What is being asked –
Copy every line of the records below that holds the word "ylabel".
···
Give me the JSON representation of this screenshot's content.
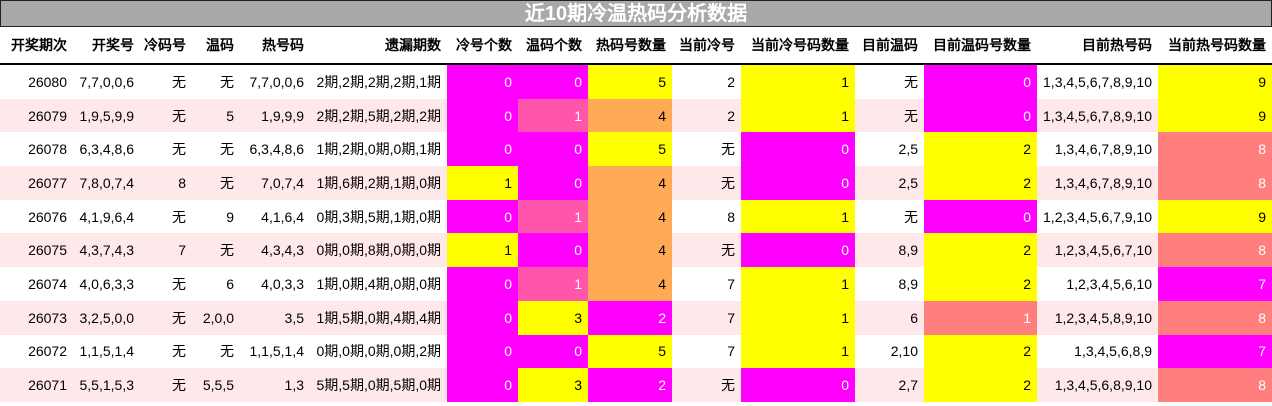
{
  "title": "近10期冷温热码分析数据",
  "headers": [
    "开奖期次",
    "开奖号",
    "冷码号",
    "温码",
    "热号码",
    "遗漏期数",
    "冷号个数",
    "温码个数",
    "热码号数量",
    "当前冷号",
    "当前冷号码数量",
    "目前温码",
    "目前温码号数量",
    "目前热号码",
    "当前热号码数量"
  ],
  "colors": {
    "magenta": "#ff00ff",
    "pink": "#ff55aa",
    "orange": "#ffaa55",
    "yellow": "#ffff00",
    "salmon": "#ff7f7f"
  },
  "rows": [
    {
      "cells": [
        "26080",
        "7,7,0,0,6",
        "无",
        "无",
        "7,7,0,0,6",
        "2期,2期,2期,2期,1期",
        "0",
        "0",
        "5",
        "2",
        "1",
        "无",
        "0",
        "1,3,4,5,6,7,8,9,10",
        "9"
      ],
      "fills": {
        "6": "magenta",
        "7": "magenta",
        "8": "yellow",
        "10": "yellow",
        "12": "magenta",
        "14": "yellow"
      }
    },
    {
      "cells": [
        "26079",
        "1,9,5,9,9",
        "无",
        "5",
        "1,9,9,9",
        "2期,2期,5期,2期,2期",
        "0",
        "1",
        "4",
        "2",
        "1",
        "无",
        "0",
        "1,3,4,5,6,7,8,9,10",
        "9"
      ],
      "fills": {
        "6": "magenta",
        "7": "pink",
        "8": "orange",
        "10": "yellow",
        "12": "magenta",
        "14": "yellow"
      }
    },
    {
      "cells": [
        "26078",
        "6,3,4,8,6",
        "无",
        "无",
        "6,3,4,8,6",
        "1期,2期,0期,0期,1期",
        "0",
        "0",
        "5",
        "无",
        "0",
        "2,5",
        "2",
        "1,3,4,6,7,8,9,10",
        "8"
      ],
      "fills": {
        "6": "magenta",
        "7": "magenta",
        "8": "yellow",
        "10": "magenta",
        "12": "yellow",
        "14": "salmon"
      }
    },
    {
      "cells": [
        "26077",
        "7,8,0,7,4",
        "8",
        "无",
        "7,0,7,4",
        "1期,6期,2期,1期,0期",
        "1",
        "0",
        "4",
        "无",
        "0",
        "2,5",
        "2",
        "1,3,4,6,7,8,9,10",
        "8"
      ],
      "fills": {
        "6": "yellow",
        "7": "magenta",
        "8": "orange",
        "10": "magenta",
        "12": "yellow",
        "14": "salmon"
      }
    },
    {
      "cells": [
        "26076",
        "4,1,9,6,4",
        "无",
        "9",
        "4,1,6,4",
        "0期,3期,5期,1期,0期",
        "0",
        "1",
        "4",
        "8",
        "1",
        "无",
        "0",
        "1,2,3,4,5,6,7,9,10",
        "9"
      ],
      "fills": {
        "6": "magenta",
        "7": "pink",
        "8": "orange",
        "10": "yellow",
        "12": "magenta",
        "14": "yellow"
      }
    },
    {
      "cells": [
        "26075",
        "4,3,7,4,3",
        "7",
        "无",
        "4,3,4,3",
        "0期,0期,8期,0期,0期",
        "1",
        "0",
        "4",
        "无",
        "0",
        "8,9",
        "2",
        "1,2,3,4,5,6,7,10",
        "8"
      ],
      "fills": {
        "6": "yellow",
        "7": "magenta",
        "8": "orange",
        "10": "magenta",
        "12": "yellow",
        "14": "salmon"
      }
    },
    {
      "cells": [
        "26074",
        "4,0,6,3,3",
        "无",
        "6",
        "4,0,3,3",
        "1期,0期,4期,0期,0期",
        "0",
        "1",
        "4",
        "7",
        "1",
        "8,9",
        "2",
        "1,2,3,4,5,6,10",
        "7"
      ],
      "fills": {
        "6": "magenta",
        "7": "pink",
        "8": "orange",
        "10": "yellow",
        "12": "yellow",
        "14": "magenta"
      }
    },
    {
      "cells": [
        "26073",
        "3,2,5,0,0",
        "无",
        "2,0,0",
        "3,5",
        "1期,5期,0期,4期,4期",
        "0",
        "3",
        "2",
        "7",
        "1",
        "6",
        "1",
        "1,2,3,4,5,8,9,10",
        "8"
      ],
      "fills": {
        "6": "magenta",
        "7": "yellow",
        "8": "magenta",
        "10": "yellow",
        "12": "salmon",
        "14": "salmon"
      }
    },
    {
      "cells": [
        "26072",
        "1,1,5,1,4",
        "无",
        "无",
        "1,1,5,1,4",
        "0期,0期,0期,0期,2期",
        "0",
        "0",
        "5",
        "7",
        "1",
        "2,10",
        "2",
        "1,3,4,5,6,8,9",
        "7"
      ],
      "fills": {
        "6": "magenta",
        "7": "magenta",
        "8": "yellow",
        "10": "yellow",
        "12": "yellow",
        "14": "magenta"
      }
    },
    {
      "cells": [
        "26071",
        "5,5,1,5,3",
        "无",
        "5,5,5",
        "1,3",
        "5期,5期,0期,5期,0期",
        "0",
        "3",
        "2",
        "无",
        "0",
        "2,7",
        "2",
        "1,3,4,5,6,8,9,10",
        "8"
      ],
      "fills": {
        "6": "magenta",
        "7": "yellow",
        "8": "magenta",
        "10": "magenta",
        "12": "yellow",
        "14": "salmon"
      }
    }
  ]
}
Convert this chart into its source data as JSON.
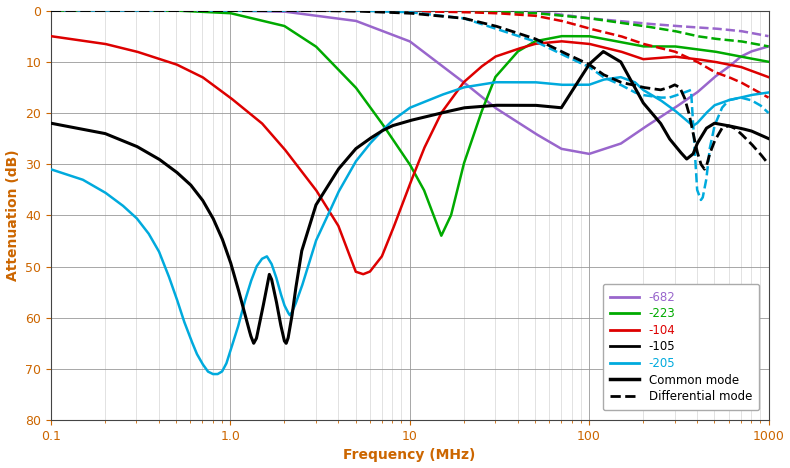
{
  "xlabel": "Frequency (MHz)",
  "ylabel": "Attenuation (dB)",
  "xlim_log": [
    0.1,
    1000
  ],
  "ylim": [
    80,
    0
  ],
  "yticks": [
    0,
    10,
    20,
    30,
    40,
    50,
    60,
    70,
    80
  ],
  "colors": {
    "682": "#9966cc",
    "223": "#00aa00",
    "104": "#dd0000",
    "105": "#000000",
    "205": "#00aadd"
  },
  "legend_labels": [
    "-682",
    "-223",
    "-104",
    "-105",
    "-205"
  ],
  "legend_colors": [
    "#9966cc",
    "#00aa00",
    "#dd0000",
    "#000000",
    "#00aadd"
  ],
  "background_color": "#ffffff",
  "grid_major_color": "#999999",
  "grid_minor_color": "#cccccc",
  "axis_label_color": "#cc6600",
  "tick_color": "#cc6600"
}
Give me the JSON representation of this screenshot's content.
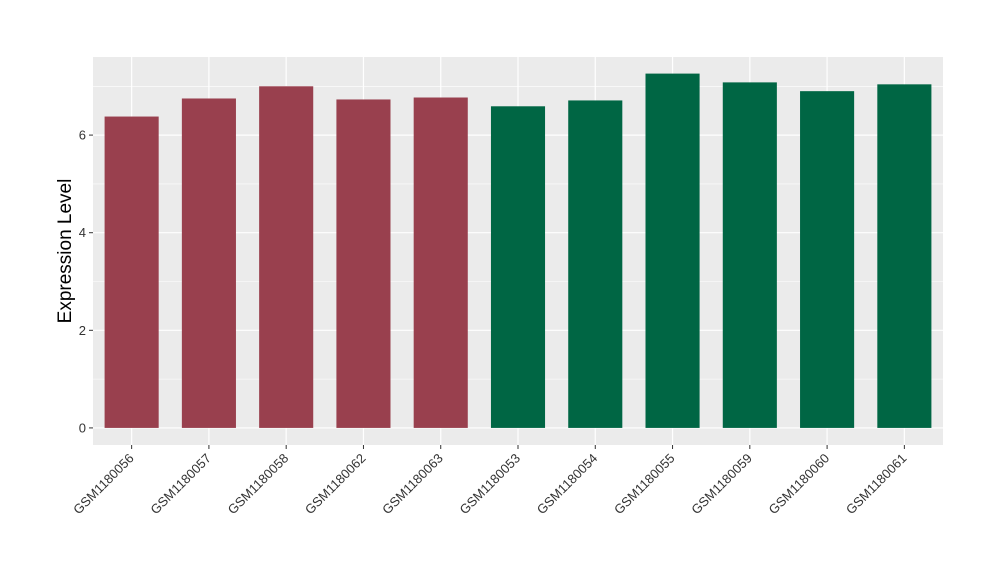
{
  "chart_data": {
    "type": "bar",
    "ylabel": "Expression Level",
    "xlabel": "",
    "ylim": [
      -0.35,
      7.6
    ],
    "yticks": [
      0,
      2,
      4,
      6
    ],
    "grid": true,
    "legend": "none",
    "panel_background": "#EBEBEB",
    "grid_color": "#FFFFFF",
    "categories": [
      "GSM1180056",
      "GSM1180057",
      "GSM1180058",
      "GSM1180062",
      "GSM1180063",
      "GSM1180053",
      "GSM1180054",
      "GSM1180055",
      "GSM1180059",
      "GSM1180060",
      "GSM1180061"
    ],
    "values": [
      6.38,
      6.75,
      7.0,
      6.73,
      6.77,
      6.59,
      6.71,
      7.26,
      7.08,
      6.9,
      7.04
    ],
    "bar_colors": [
      "#99404E",
      "#99404E",
      "#99404E",
      "#99404E",
      "#99404E",
      "#006644",
      "#006644",
      "#006644",
      "#006644",
      "#006644",
      "#006644"
    ]
  }
}
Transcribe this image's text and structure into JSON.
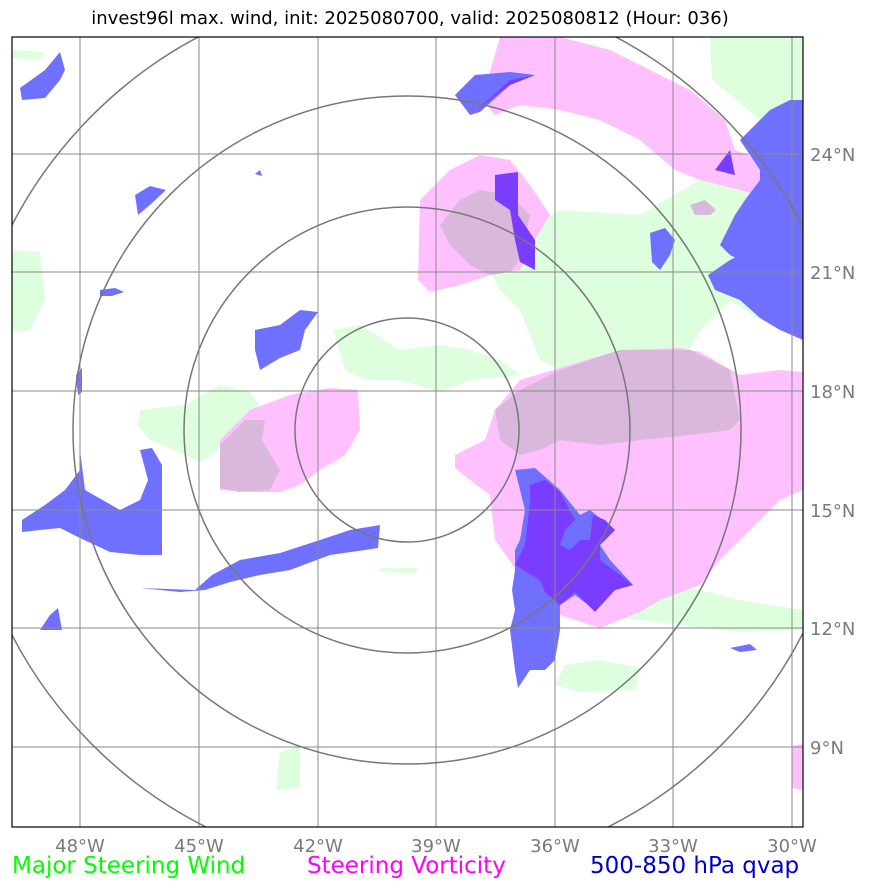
{
  "title": "invest96l max. wind, init: 2025080700, valid: 2025080812 (Hour: 036)",
  "map": {
    "lon_range": [
      -49.7,
      -29.7
    ],
    "lat_range": [
      7.3,
      27.3
    ],
    "lon_ticks": [
      "48°W",
      "45°W",
      "42°W",
      "39°W",
      "36°W",
      "33°W",
      "30°W"
    ],
    "lat_ticks": [
      "24°N",
      "21°N",
      "18°N",
      "15°N",
      "12°N",
      "9°N"
    ],
    "storm_center": {
      "lon": -39.7,
      "lat": 17.0
    },
    "range_ring_count": 4
  },
  "legend": {
    "wind_label": "Major Steering Wind",
    "vorticity_label": "Steering Vorticity",
    "qvap_label": "500-850 hPa qvap"
  },
  "colors": {
    "wind": "#00ff00",
    "vorticity": "#ff00ff",
    "qvap": "#0000cc",
    "wind_fill": "#ddffdd",
    "vorticity_fill": "#ffc0ff",
    "qvap_fill": "#7070ff",
    "overlap_fill": "#d9b8dc",
    "deep_fill": "#7a3cff"
  }
}
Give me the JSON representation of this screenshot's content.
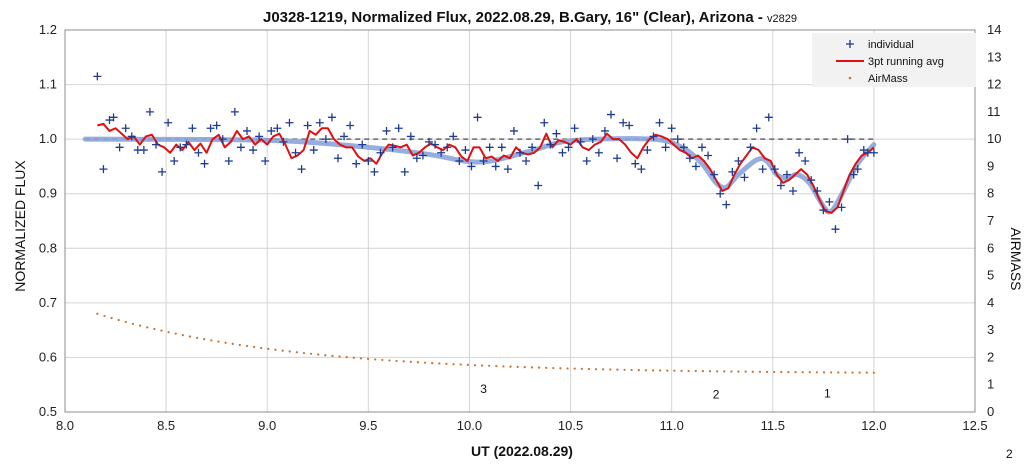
···
Reply –
  "ylabel": "Attenuation (dB)",
    "ylabel": "Expression Level",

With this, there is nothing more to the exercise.